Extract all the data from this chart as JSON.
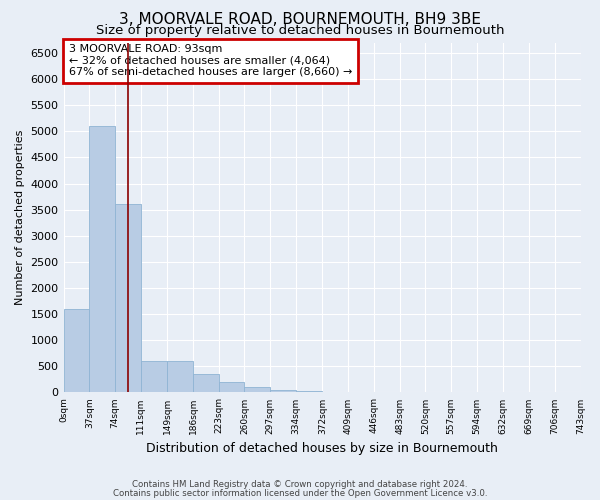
{
  "title": "3, MOORVALE ROAD, BOURNEMOUTH, BH9 3BE",
  "subtitle": "Size of property relative to detached houses in Bournemouth",
  "xlabel": "Distribution of detached houses by size in Bournemouth",
  "ylabel": "Number of detached properties",
  "footer_line1": "Contains HM Land Registry data © Crown copyright and database right 2024.",
  "footer_line2": "Contains public sector information licensed under the Open Government Licence v3.0.",
  "annotation_line1": "3 MOORVALE ROAD: 93sqm",
  "annotation_line2": "← 32% of detached houses are smaller (4,064)",
  "annotation_line3": "67% of semi-detached houses are larger (8,660) →",
  "bar_color": "#b8cce4",
  "bar_edge_color": "#8fb4d4",
  "vline_color": "#8b0000",
  "vline_x": 93,
  "bin_edges": [
    0,
    37,
    74,
    111,
    149,
    186,
    223,
    260,
    297,
    334,
    372,
    409,
    446,
    483,
    520,
    557,
    594,
    632,
    669,
    706,
    743
  ],
  "bar_heights": [
    1600,
    5100,
    3600,
    600,
    600,
    350,
    200,
    100,
    50,
    20,
    0,
    0,
    0,
    0,
    0,
    0,
    0,
    0,
    0,
    0
  ],
  "ylim": [
    0,
    6700
  ],
  "yticks": [
    0,
    500,
    1000,
    1500,
    2000,
    2500,
    3000,
    3500,
    4000,
    4500,
    5000,
    5500,
    6000,
    6500
  ],
  "bg_color": "#e8eef6",
  "plot_bg_color": "#e8eef6",
  "grid_color": "#ffffff",
  "title_fontsize": 11,
  "subtitle_fontsize": 9.5,
  "xlabel_fontsize": 9,
  "ylabel_fontsize": 8,
  "annotation_box_edge_color": "#cc0000",
  "annotation_fontsize": 8
}
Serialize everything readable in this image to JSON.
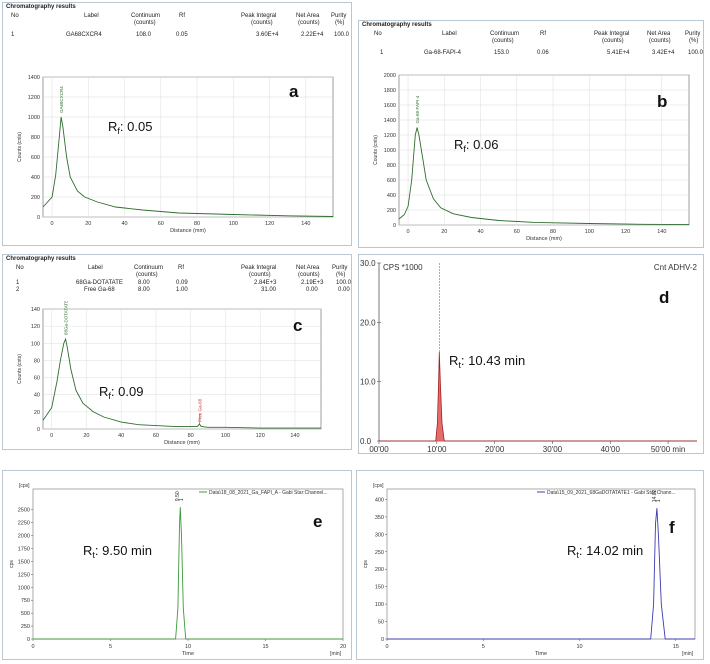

+++

◆ WRITTEN PROBLEM: Leave out the pictures and copy every record above exactly.

◆ THE COMPLETED TASK:
Extract all the data from this chart as JSON.
{
  "title": "3, MOORVALE ROAD, BOURNEMOUTH, BH9 3BE",
  "subtitle": "Size of property relative to detached houses in Bournemouth",
  "xlabel": "Distribution of detached houses by size in Bournemouth",
  "ylabel": "Number of detached properties",
  "footer_line1": "Contains HM Land Registry data © Crown copyright and database right 2024.",
  "footer_line2": "Contains public sector information licensed under the Open Government Licence v3.0.",
  "annotation_line1": "3 MOORVALE ROAD: 93sqm",
  "annotation_line2": "← 32% of detached houses are smaller (4,064)",
  "annotation_line3": "67% of semi-detached houses are larger (8,660) →",
  "bar_color": "#b8cce4",
  "bar_edge_color": "#8fb4d4",
  "vline_color": "#8b0000",
  "vline_x": 93,
  "bin_edges": [
    0,
    37,
    74,
    111,
    149,
    186,
    223,
    260,
    297,
    334,
    372,
    409,
    446,
    483,
    520,
    557,
    594,
    632,
    669,
    706,
    743
  ],
  "bar_heights": [
    1600,
    5100,
    3600,
    600,
    600,
    350,
    200,
    100,
    50,
    20,
    0,
    0,
    0,
    0,
    0,
    0,
    0,
    0,
    0,
    0
  ],
  "ylim": [
    0,
    6700
  ],
  "yticks": [
    0,
    500,
    1000,
    1500,
    2000,
    2500,
    3000,
    3500,
    4000,
    4500,
    5000,
    5500,
    6000,
    6500
  ],
  "bg_color": "#e8eef6",
  "plot_bg_color": "#e8eef6",
  "grid_color": "#ffffff",
  "title_fontsize": 11,
  "subtitle_fontsize": 9.5,
  "xlabel_fontsize": 9,
  "ylabel_fontsize": 8,
  "annotation_box_edge_color": "#cc0000",
  "annotation_fontsize": 8
}
Serialize everything readable in this image to JSON.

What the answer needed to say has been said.